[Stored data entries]
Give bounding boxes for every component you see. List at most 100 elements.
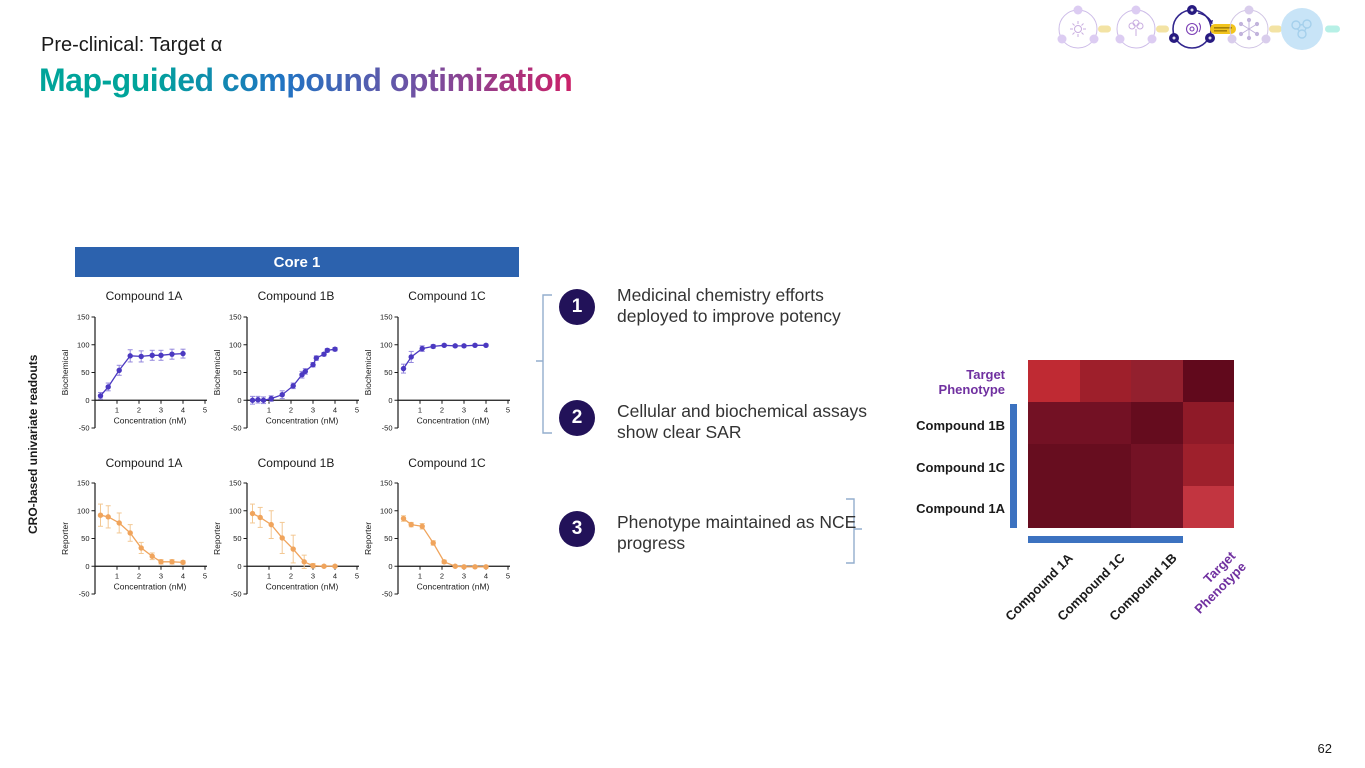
svg-text:150: 150 — [77, 479, 90, 488]
heatmap-cell — [1079, 486, 1131, 528]
pipeline-stage-4-icon — [1227, 5, 1271, 49]
svg-text:-50: -50 — [382, 424, 393, 433]
callout-text-2: Cellular and biochemical assays show cle… — [617, 401, 867, 442]
heatmap-cell — [1131, 402, 1183, 444]
svg-text:50: 50 — [81, 368, 89, 377]
svg-text:3: 3 — [462, 571, 466, 580]
svg-text:4: 4 — [333, 405, 337, 414]
chart-reporter-compound-1b: -50 0 50 100 150 1 2 3 4 5 Concentration (nM) Repor… — [211, 471, 363, 599]
pipeline-stage-1-icon — [1057, 5, 1099, 49]
svg-text:3: 3 — [159, 405, 163, 414]
svg-text:Reporter: Reporter — [363, 522, 373, 555]
svg-text:50: 50 — [384, 368, 392, 377]
svg-text:150: 150 — [380, 313, 393, 322]
heatmap-cell — [1131, 486, 1183, 528]
svg-text:5: 5 — [506, 405, 510, 414]
pipeline-connector — [1098, 25, 1111, 33]
cycle-icon — [1185, 22, 1202, 36]
svg-text:5: 5 — [355, 571, 359, 580]
svg-text:150: 150 — [77, 313, 90, 322]
svg-text:4: 4 — [181, 571, 185, 580]
svg-text:100: 100 — [229, 506, 242, 515]
svg-text:2: 2 — [289, 405, 293, 414]
heatmap-col-label-target-phenotype: Target Phenotype — [1190, 548, 1249, 617]
svg-text:-50: -50 — [382, 590, 393, 599]
chart-biochemical-compound-1a: -50 0 50 100 150 1 2 3 4 5 Concentration (nM) Bioch… — [59, 305, 211, 433]
heatmap-cell — [1028, 486, 1080, 528]
svg-text:2: 2 — [137, 571, 141, 580]
heatmap-row-group-bar — [1010, 404, 1017, 528]
heatmap-cell — [1182, 444, 1234, 486]
bracket-callouts-1-2 — [536, 294, 552, 434]
svg-text:5: 5 — [506, 571, 510, 580]
heatmap-cell — [1131, 444, 1183, 486]
advance-badge — [1210, 24, 1236, 34]
svg-text:5: 5 — [203, 571, 207, 580]
pipeline-stage-5-icon — [1281, 8, 1323, 50]
svg-text:0: 0 — [388, 396, 392, 405]
chart-title: Compound 1B — [257, 289, 335, 303]
svg-text:2: 2 — [289, 571, 293, 580]
heatmap-cell — [1028, 360, 1080, 402]
svg-text:1: 1 — [267, 405, 271, 414]
svg-text:Concentration (nM): Concentration (nM) — [266, 415, 339, 425]
core-panel-side-label: CRO-based univariate readouts — [26, 354, 40, 534]
svg-text:1: 1 — [267, 571, 271, 580]
kicker: Pre-clinical: Target α — [41, 34, 223, 56]
chart-reporter-compound-1c: -50 0 50 100 150 1 2 3 4 5 Concentration (nM) Repor… — [362, 471, 514, 599]
heatmap-cell — [1182, 486, 1234, 528]
heatmap-row-label-target-phenotype: Target Phenotype — [938, 367, 1005, 398]
svg-text:3: 3 — [311, 405, 315, 414]
heatmap-cell — [1079, 402, 1131, 444]
heatmap-cell — [1182, 360, 1234, 402]
svg-text:Biochemical: Biochemical — [60, 349, 70, 395]
svg-text:100: 100 — [380, 340, 393, 349]
chart-title: Compound 1C — [408, 289, 486, 303]
pipeline-connector — [1269, 25, 1282, 33]
svg-text:Concentration (nM): Concentration (nM) — [114, 581, 187, 591]
svg-text:1: 1 — [115, 405, 119, 414]
pipeline-diagram — [1057, 5, 1340, 50]
heatmap-cell — [1028, 402, 1080, 444]
heatmap-cell — [1131, 360, 1183, 402]
svg-text:Reporter: Reporter — [212, 522, 222, 555]
svg-text:3: 3 — [311, 571, 315, 580]
callout-number-3: 3 — [559, 511, 595, 547]
svg-text:50: 50 — [233, 368, 241, 377]
heatmap-row-label-compound-1c: Compound 1C — [916, 460, 1005, 475]
bracket-callout-3 — [846, 498, 862, 564]
svg-text:2: 2 — [440, 405, 444, 414]
chart-title: Compound 1B — [257, 456, 335, 470]
chart-biochemical-compound-1c: -50 0 50 100 150 1 2 3 4 5 Concentration (nM) Bioch… — [362, 305, 514, 433]
heatmap-row-label-compound-1b: Compound 1B — [916, 418, 1005, 433]
svg-text:3: 3 — [159, 571, 163, 580]
svg-text:1: 1 — [115, 571, 119, 580]
pipeline-connector — [1156, 25, 1169, 33]
heatmap-row-label-compound-1a: Compound 1A — [916, 501, 1005, 516]
svg-text:Concentration (nM): Concentration (nM) — [417, 581, 490, 591]
svg-text:Reporter: Reporter — [60, 522, 70, 555]
svg-text:-50: -50 — [79, 590, 90, 599]
svg-text:5: 5 — [203, 405, 207, 414]
svg-text:1: 1 — [418, 571, 422, 580]
burst-icon — [1070, 21, 1086, 37]
pipeline-stage-3-icon — [1169, 5, 1215, 49]
svg-text:0: 0 — [388, 562, 392, 571]
svg-text:100: 100 — [77, 506, 90, 515]
core-panel-header: Core 1 — [75, 247, 519, 277]
svg-text:Concentration (nM): Concentration (nM) — [114, 415, 187, 425]
network-icon — [1238, 17, 1260, 41]
svg-text:0: 0 — [85, 562, 89, 571]
heatmap-cell — [1079, 360, 1131, 402]
svg-text:50: 50 — [233, 534, 241, 543]
heatmap-cell — [1182, 402, 1234, 444]
svg-text:Concentration (nM): Concentration (nM) — [417, 415, 490, 425]
chart-title: Compound 1A — [105, 456, 183, 470]
svg-text:100: 100 — [77, 340, 90, 349]
page-title: Map-guided compound optimization — [39, 62, 573, 98]
heatmap-col-group-bar — [1028, 536, 1183, 543]
svg-text:0: 0 — [237, 396, 241, 405]
svg-text:100: 100 — [380, 506, 393, 515]
callout-text-3: Phenotype maintained as NCE progress — [617, 512, 857, 553]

PROBLEM DETAILS:
Give back the records above exactly. Pictures stay out.

RESPONSE AREA:
Give bounding boxes for every component you see. List at most 100 elements.
svg-text:150: 150 — [77, 479, 90, 488]
heatmap-cell — [1079, 486, 1131, 528]
pipeline-stage-4-icon — [1227, 5, 1271, 49]
svg-text:-50: -50 — [382, 424, 393, 433]
callout-text-2: Cellular and biochemical assays show cle… — [617, 401, 867, 442]
heatmap-cell — [1131, 402, 1183, 444]
svg-text:50: 50 — [81, 368, 89, 377]
svg-text:3: 3 — [462, 571, 466, 580]
svg-text:4: 4 — [333, 405, 337, 414]
chart-reporter-compound-1b: -50 0 50 100 150 1 2 3 4 5 Concentration (nM) Repor… — [211, 471, 363, 599]
pipeline-stage-1-icon — [1057, 5, 1099, 49]
svg-text:3: 3 — [159, 405, 163, 414]
svg-text:Reporter: Reporter — [363, 522, 373, 555]
svg-text:50: 50 — [384, 368, 392, 377]
svg-text:150: 150 — [380, 313, 393, 322]
heatmap-cell — [1131, 486, 1183, 528]
svg-text:5: 5 — [506, 405, 510, 414]
pipeline-connector — [1098, 25, 1111, 33]
cycle-icon — [1185, 22, 1202, 36]
svg-text:5: 5 — [355, 571, 359, 580]
svg-text:150: 150 — [77, 313, 90, 322]
svg-text:4: 4 — [181, 571, 185, 580]
svg-text:100: 100 — [229, 506, 242, 515]
svg-text:2: 2 — [289, 405, 293, 414]
heatmap-col-label-target-phenotype: Target Phenotype — [1190, 548, 1249, 617]
svg-text:-50: -50 — [382, 590, 393, 599]
chart-biochemical-compound-1a: -50 0 50 100 150 1 2 3 4 5 Concentration (nM) Bioch… — [59, 305, 211, 433]
heatmap-cell — [1028, 486, 1080, 528]
svg-text:2: 2 — [137, 571, 141, 580]
heatmap-row-group-bar — [1010, 404, 1017, 528]
heatmap-cell — [1182, 444, 1234, 486]
bracket-callouts-1-2 — [536, 294, 552, 434]
svg-text:5: 5 — [506, 571, 510, 580]
heatmap-cell — [1131, 444, 1183, 486]
advance-badge — [1210, 24, 1236, 34]
svg-text:5: 5 — [203, 571, 207, 580]
pipeline-stage-5-icon — [1281, 8, 1323, 50]
svg-text:0: 0 — [388, 396, 392, 405]
chart-title: Compound 1B — [257, 289, 335, 303]
svg-text:2: 2 — [289, 571, 293, 580]
heatmap-cell — [1028, 360, 1080, 402]
svg-text:1: 1 — [267, 405, 271, 414]
svg-text:Concentration (nM): Concentration (nM) — [266, 415, 339, 425]
core-panel-side-label: CRO-based univariate readouts — [26, 354, 40, 534]
svg-text:1: 1 — [267, 571, 271, 580]
kicker: Pre-clinical: Target α — [41, 34, 223, 56]
chart-reporter-compound-1c: -50 0 50 100 150 1 2 3 4 5 Concentration (nM) Repor… — [362, 471, 514, 599]
heatmap-cell — [1182, 486, 1234, 528]
heatmap-row-label-target-phenotype: Target Phenotype — [938, 367, 1005, 398]
svg-text:3: 3 — [311, 405, 315, 414]
heatmap-cell — [1079, 402, 1131, 444]
heatmap-cell — [1182, 360, 1234, 402]
svg-text:Biochemical: Biochemical — [60, 349, 70, 395]
svg-text:100: 100 — [380, 340, 393, 349]
chart-title: Compound 1C — [408, 289, 486, 303]
pipeline-connector — [1269, 25, 1282, 33]
svg-text:Concentration (nM): Concentration (nM) — [114, 581, 187, 591]
svg-text:1: 1 — [115, 405, 119, 414]
pipeline-diagram — [1057, 5, 1340, 50]
heatmap-cell — [1028, 402, 1080, 444]
heatmap-cell — [1131, 360, 1183, 402]
svg-text:Reporter: Reporter — [212, 522, 222, 555]
svg-text:3: 3 — [311, 571, 315, 580]
callout-number-3: 3 — [559, 511, 595, 547]
svg-text:50: 50 — [233, 368, 241, 377]
heatmap-row-label-compound-1c: Compound 1C — [916, 460, 1005, 475]
bracket-callout-3 — [846, 498, 862, 564]
svg-text:2: 2 — [440, 405, 444, 414]
chart-title: Compound 1B — [257, 456, 335, 470]
chart-biochemical-compound-1c: -50 0 50 100 150 1 2 3 4 5 Concentration (nM) Bioch… — [362, 305, 514, 433]
heatmap-row-label-compound-1b: Compound 1B — [916, 418, 1005, 433]
svg-text:3: 3 — [159, 571, 163, 580]
svg-text:1: 1 — [115, 571, 119, 580]
pipeline-connector — [1156, 25, 1169, 33]
heatmap-row-label-compound-1a: Compound 1A — [916, 501, 1005, 516]
svg-text:Concentration (nM): Concentration (nM) — [417, 581, 490, 591]
svg-text:Reporter: Reporter — [60, 522, 70, 555]
svg-text:-50: -50 — [79, 590, 90, 599]
svg-text:5: 5 — [203, 405, 207, 414]
svg-text:1: 1 — [418, 571, 422, 580]
burst-icon — [1070, 21, 1086, 37]
pipeline-stage-3-icon — [1169, 5, 1215, 49]
svg-text:0: 0 — [388, 562, 392, 571]
svg-text:100: 100 — [77, 506, 90, 515]
core-panel-header: Core 1 — [75, 247, 519, 277]
svg-text:Concentration (nM): Concentration (nM) — [114, 415, 187, 425]
network-icon — [1238, 17, 1260, 41]
svg-text:0: 0 — [85, 562, 89, 571]
heatmap-cell — [1079, 360, 1131, 402]
svg-text:50: 50 — [233, 534, 241, 543]
heatmap-cell — [1182, 402, 1234, 444]
svg-text:Concentration (nM): Concentration (nM) — [417, 415, 490, 425]
chart-title: Compound 1A — [105, 456, 183, 470]
svg-text:100: 100 — [77, 340, 90, 349]
page-title: Map-guided compound optimization — [39, 62, 573, 98]
heatmap-col-group-bar — [1028, 536, 1183, 543]
svg-text:0: 0 — [237, 396, 241, 405]
svg-text:100: 100 — [380, 506, 393, 515]
callout-text-3: Phenotype maintained as NCE progress — [617, 512, 857, 553]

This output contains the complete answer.